▶ _Testo da leggere_
•••••
In Italia di grandi vulcani ne abbiamo due. Uno è il Vesuvio, alle cui basi sorge la città di Napoli. Solo che attualmente il Vesuvio è un vulcano spento, i suoi ricordi di lava e distruzione risalgono a un tempo antichissimo e alla memoria di Pompei.

L’altro vulcano è l’Etna. Che invece è attivo, ma nonostante ciò, alle sue pendici esistono da secoli, se non addirittura millenni, tante piccole città che attorno al vulcano hanno costruito la propria identità.

E poi c’è una città più grande che è un po’ più lontana dall’Etna ed è vicina al mare. Una città che proprio con questi due elementi, il fuoco del vulcano e l’acqua del mare, ha costruito la sua identità.

Come tutta la Sicilia, è passata tra le mani di vari padroni e conquistatori. Alcuni l’hanno trattata bene, altri l’hanno trattata peggio, ma quasi tutti hanno lasciato tracce importanti.

Insomma, se non lo aveste ancora capito, oggi si parla di Catania. Tra fuoco e mare.

E come sempre, partiamo da un po’ di storia.

Come è già successo per Palermo, anche la storia di Catania comincia da lontano. I primi a costituire da queste parti un centro urbano vero e proprio con un nome simile a quello attuale sono stati i Greci. Coloni partiti dalla Grecia e in cerca di nuove terre.

Arrivano e costruiscono una polis, Katané. In Sicilia ce ne erano altre, soprattutto la vicina Siracusa, che di Catania diventa subito una rivale politica e militare. Mentre i greci della madrepatria combattono la guerra tra Atene e Sparta, in Sicilia accade qualcosa di simile. Catania, vicina ad Atene, si trova in guerra contro Siracusa, legata agli spartani.

Nel Peloponneso vince Sparta e nelle colonie siciliane vincono i suoi alleati. I siracusani conquistano Catania, che esce a testa bassa da questa fase e diventa per un po’ una città di secondo livello.

Fino a quando, come succede sempre, un grosso cambiamento arriva quando arrivano i romani.

La conquista romana della Sicilia segna una pietra miliare nella storia di Catania che così ridiventa una città ricca e cruciale nelle sorti dell’Impero. Quando nei confini di Roma arriva da oriente il cristianesimo, Catania è in prima fila. E infatti anche la santa patrona della città, Sant’Agata di cui parleremo, è una martire dei primi secoli del cristianesimo, quelli delle persecuzioni.

Con il tramonto dell’Impero e l’inizio del medioevo, la Sicilia passa continuamente da un conquistatore all’altro. La sua posizione strategica e le sue risorse agricole del resto fanno gola a molti. Così, dopo che si è sfaldato del tutto il potere imperiale, arrivano prima gli Ostrogoti, poi i bizantini, poi ancora gli arabi e infine i normanni.

Nel periodo normanno, Catania comincia a prendere la forma che conosciamo oggi. A partire da uno degli elementi architettonici più famosi della città oggi, il Castello Ursino.
•••••
▶ _Materiale fornito_
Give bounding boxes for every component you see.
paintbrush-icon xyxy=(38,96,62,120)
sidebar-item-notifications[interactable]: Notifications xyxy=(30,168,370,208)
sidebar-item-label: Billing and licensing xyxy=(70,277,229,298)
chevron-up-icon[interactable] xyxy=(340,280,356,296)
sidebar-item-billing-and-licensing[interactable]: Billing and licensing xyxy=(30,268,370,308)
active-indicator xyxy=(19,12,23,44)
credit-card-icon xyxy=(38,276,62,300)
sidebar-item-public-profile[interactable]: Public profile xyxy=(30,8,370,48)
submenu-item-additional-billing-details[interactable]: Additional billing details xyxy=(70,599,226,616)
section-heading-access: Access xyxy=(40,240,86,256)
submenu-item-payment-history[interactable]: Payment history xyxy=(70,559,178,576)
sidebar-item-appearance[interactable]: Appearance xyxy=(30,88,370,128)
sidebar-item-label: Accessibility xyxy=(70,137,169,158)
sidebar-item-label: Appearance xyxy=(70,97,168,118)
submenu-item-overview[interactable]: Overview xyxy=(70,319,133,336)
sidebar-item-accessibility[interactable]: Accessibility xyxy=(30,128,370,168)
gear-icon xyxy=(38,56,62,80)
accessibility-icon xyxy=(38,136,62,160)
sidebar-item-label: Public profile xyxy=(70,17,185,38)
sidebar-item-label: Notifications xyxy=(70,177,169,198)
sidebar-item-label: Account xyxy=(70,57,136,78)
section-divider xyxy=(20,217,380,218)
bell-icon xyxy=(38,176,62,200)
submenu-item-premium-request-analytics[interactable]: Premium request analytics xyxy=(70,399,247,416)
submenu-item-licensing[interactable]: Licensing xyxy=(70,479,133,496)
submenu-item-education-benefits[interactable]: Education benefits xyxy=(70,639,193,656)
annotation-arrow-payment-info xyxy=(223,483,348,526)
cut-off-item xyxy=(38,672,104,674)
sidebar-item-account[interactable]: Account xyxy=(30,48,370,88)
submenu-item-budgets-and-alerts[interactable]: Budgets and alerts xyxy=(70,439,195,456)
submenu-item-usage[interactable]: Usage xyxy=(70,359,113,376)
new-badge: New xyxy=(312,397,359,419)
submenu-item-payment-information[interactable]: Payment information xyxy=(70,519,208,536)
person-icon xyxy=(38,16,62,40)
•••••
▶ _Cose da fare_
a - Rispondi a queste domande sul testo su Catania:
(i) Quale città sorge alle basi del Vesuvio?
(ii) Come si chiamava la polis costruita dai Greci?
(iii) Chi arriva in Sicilia subito dopo i bizantini?
b - Prosegui il testo su Catania a partire dall'ultima frase.

▶ _Le risposte_
a -
(i) Napoli.
(ii) Katané.
(iii) Gli arabi.

b -
Alla fine del periodo normanno, con la morte dell’imperatore Federico II che aveva fatto della Sicilia il centro del suo impero, comincia un altro periodo di confusione. L’isola passa sotto il controllo della dinastia Angiò, di origine francese e alleata del Papa. Solo che Papa e francesi hanno fatto i conti senza l’oste. I siciliani non sono contenti di quest’idea e scoppia la rivoluzione diventata famosa come I vespri siciliani.

Ne viene fuori un periodo confuso in cui la Sicilia prova a diventare un regno indipendente, di cui Catania per qualche anno è capitale. Ma il periodo non è adatto alle rivoluzioni. La politica si fa a livelli più alti, e infatti dopo un po’ in Sicilia arriva la dinastia spagnola degli Aragona.

In varie forme, e sotto varie dinastie, da quel momento fino all’Unità d’Italia, Catania con tutta la Sicilia resta nell’orbita della Spagna.

Non è una dominazione spiacevole, anzi. A Catania viene istituito un senato nobiliare con una certa autonomia, nasce l’Università di Catania, la più antica di tutta la Sicilia e l’identità architettonica della città diventa sempre più chiara. Dalla madrepatria spagnola arriva il barocco e i catanesi ci vanno a nozze. Le strade si riempiono di palazzi in questo stile che in Sicilia diventa peculiare e riconoscibile ancora oggi.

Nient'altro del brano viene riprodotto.